═══ DATASET EXTRACT ═══

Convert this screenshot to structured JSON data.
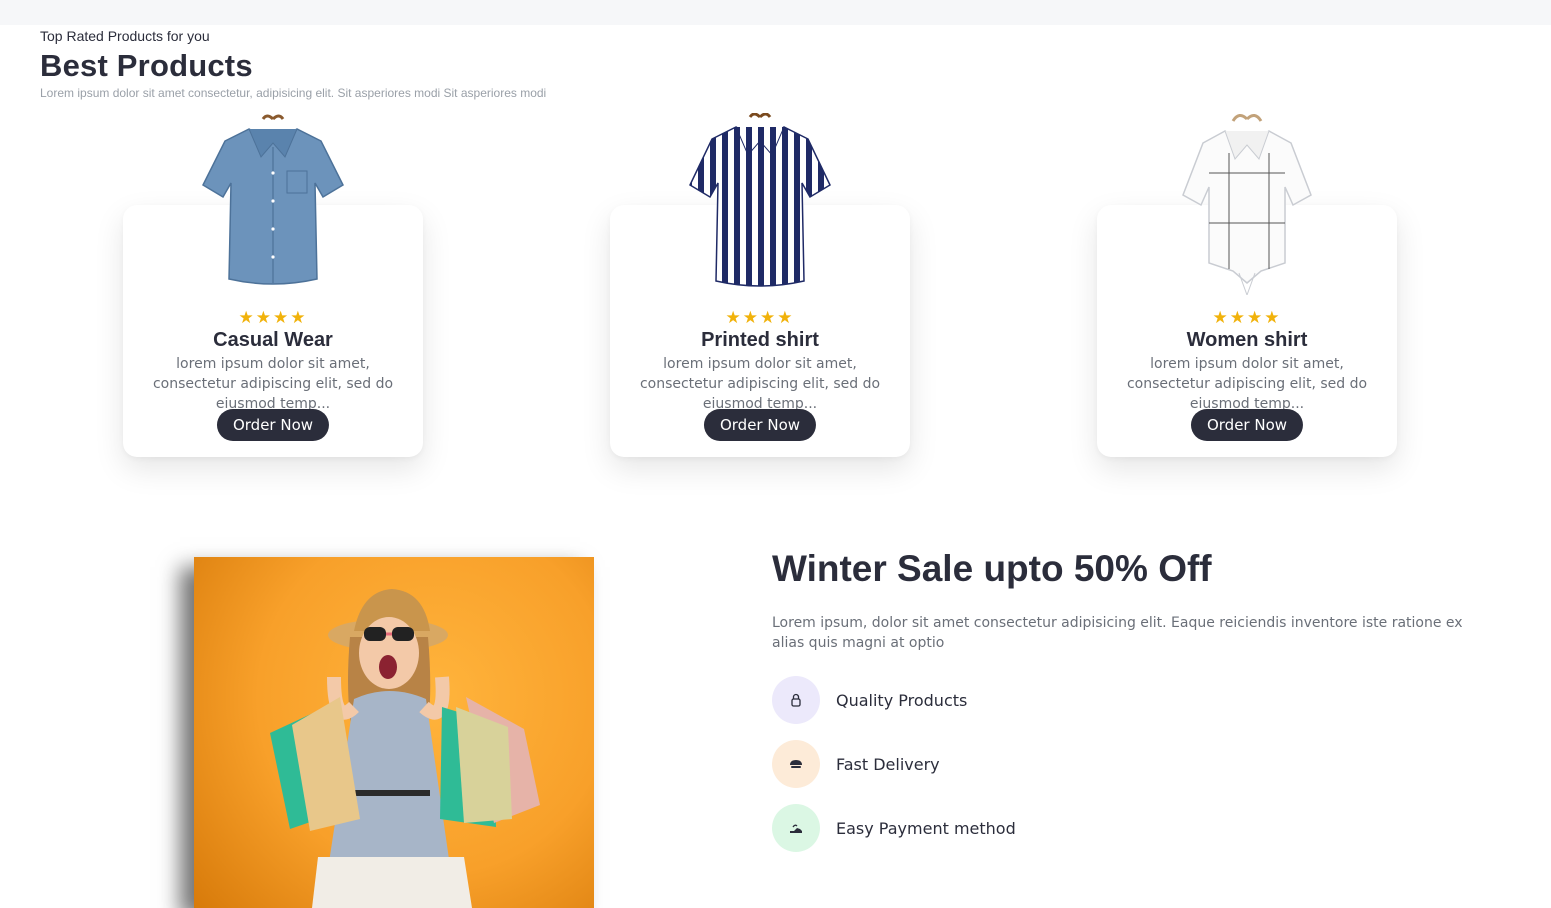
{
  "best_products": {
    "subtitle": "Top Rated Products for you",
    "title": "Best Products",
    "description": "Lorem ipsum dolor sit amet consectetur, adipisicing elit. Sit asperiores modi Sit asperiores modi"
  },
  "products": [
    {
      "stars": "★★★★",
      "name": "Casual Wear",
      "text": "lorem ipsum dolor sit amet, consectetur adipiscing elit, sed do eiusmod temp...",
      "button": "Order Now"
    },
    {
      "stars": "★★★★",
      "name": "Printed shirt",
      "text": "lorem ipsum dolor sit amet, consectetur adipiscing elit, sed do eiusmod temp...",
      "button": "Order Now"
    },
    {
      "stars": "★★★★",
      "name": "Women shirt",
      "text": "lorem ipsum dolor sit amet, consectetur adipiscing elit, sed do eiusmod temp...",
      "button": "Order Now"
    }
  ],
  "winter_sale": {
    "title": "Winter Sale upto 50% Off",
    "description": "Lorem ipsum, dolor sit amet consectetur adipisicing elit. Eaque reiciendis inventore iste ratione ex alias quis magni at optio",
    "features": [
      {
        "label": "Quality Products",
        "icon": "lock-icon",
        "color": "#ece9fb"
      },
      {
        "label": "Fast Delivery",
        "icon": "delivery-icon",
        "color": "#fdebd8"
      },
      {
        "label": "Easy Payment method",
        "icon": "payment-icon",
        "color": "#dbf7e4"
      }
    ]
  },
  "colors": {
    "primary_dark": "#2b2d3b",
    "star": "#f1b20b",
    "promo_bg": "#f8a02a"
  }
}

═══

§ **JOB**
Which lines in the records above contain the string "icon"? Copy each one.

§ **FULL ANSWER**
        "icon": "lock-icon",
        "icon": "delivery-icon",
        "icon": "payment-icon",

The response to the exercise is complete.